[Entries from a dataset]
○ ○ ○ ○

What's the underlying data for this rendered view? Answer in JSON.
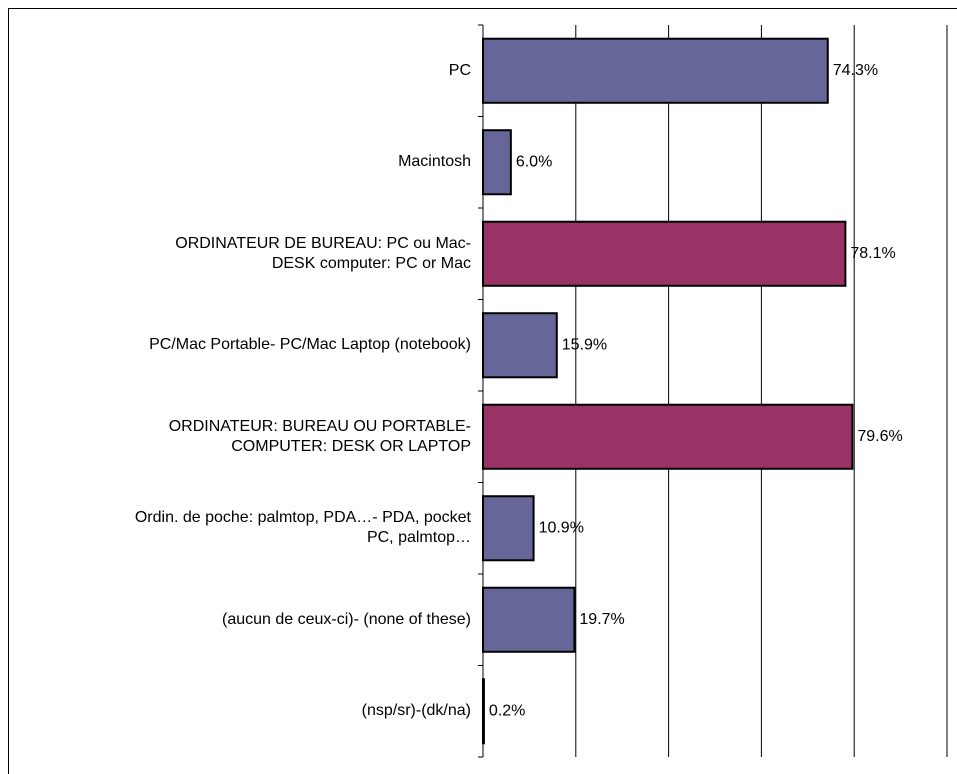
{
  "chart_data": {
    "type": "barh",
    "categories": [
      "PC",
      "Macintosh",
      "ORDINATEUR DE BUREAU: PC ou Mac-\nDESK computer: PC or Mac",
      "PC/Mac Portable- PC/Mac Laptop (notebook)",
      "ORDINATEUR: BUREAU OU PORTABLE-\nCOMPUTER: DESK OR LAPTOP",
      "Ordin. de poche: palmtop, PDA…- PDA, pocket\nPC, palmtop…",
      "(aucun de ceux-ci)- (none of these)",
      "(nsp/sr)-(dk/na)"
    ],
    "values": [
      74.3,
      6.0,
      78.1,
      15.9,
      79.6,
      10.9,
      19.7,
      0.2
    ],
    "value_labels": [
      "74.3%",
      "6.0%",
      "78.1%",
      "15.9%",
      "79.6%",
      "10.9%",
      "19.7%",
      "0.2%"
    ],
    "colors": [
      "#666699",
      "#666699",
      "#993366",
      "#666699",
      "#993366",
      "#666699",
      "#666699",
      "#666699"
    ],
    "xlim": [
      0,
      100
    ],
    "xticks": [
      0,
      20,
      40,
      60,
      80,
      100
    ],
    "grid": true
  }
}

○ ○ ○ ○

◆ Aim of the exercise
Could you repeat all of the material exactly? Pictures should not be copied.

◆ Answer to this problem
What's the underlying data for this rendered view? Answer in JSON.
{
  "chart_data": {
    "type": "barh",
    "categories": [
      "PC",
      "Macintosh",
      "ORDINATEUR DE BUREAU: PC ou Mac-\nDESK computer: PC or Mac",
      "PC/Mac Portable- PC/Mac Laptop (notebook)",
      "ORDINATEUR: BUREAU OU PORTABLE-\nCOMPUTER: DESK OR LAPTOP",
      "Ordin. de poche: palmtop, PDA…- PDA, pocket\nPC, palmtop…",
      "(aucun de ceux-ci)- (none of these)",
      "(nsp/sr)-(dk/na)"
    ],
    "values": [
      74.3,
      6.0,
      78.1,
      15.9,
      79.6,
      10.9,
      19.7,
      0.2
    ],
    "value_labels": [
      "74.3%",
      "6.0%",
      "78.1%",
      "15.9%",
      "79.6%",
      "10.9%",
      "19.7%",
      "0.2%"
    ],
    "colors": [
      "#666699",
      "#666699",
      "#993366",
      "#666699",
      "#993366",
      "#666699",
      "#666699",
      "#666699"
    ],
    "xlim": [
      0,
      100
    ],
    "xticks": [
      0,
      20,
      40,
      60,
      80,
      100
    ],
    "grid": true
  }
}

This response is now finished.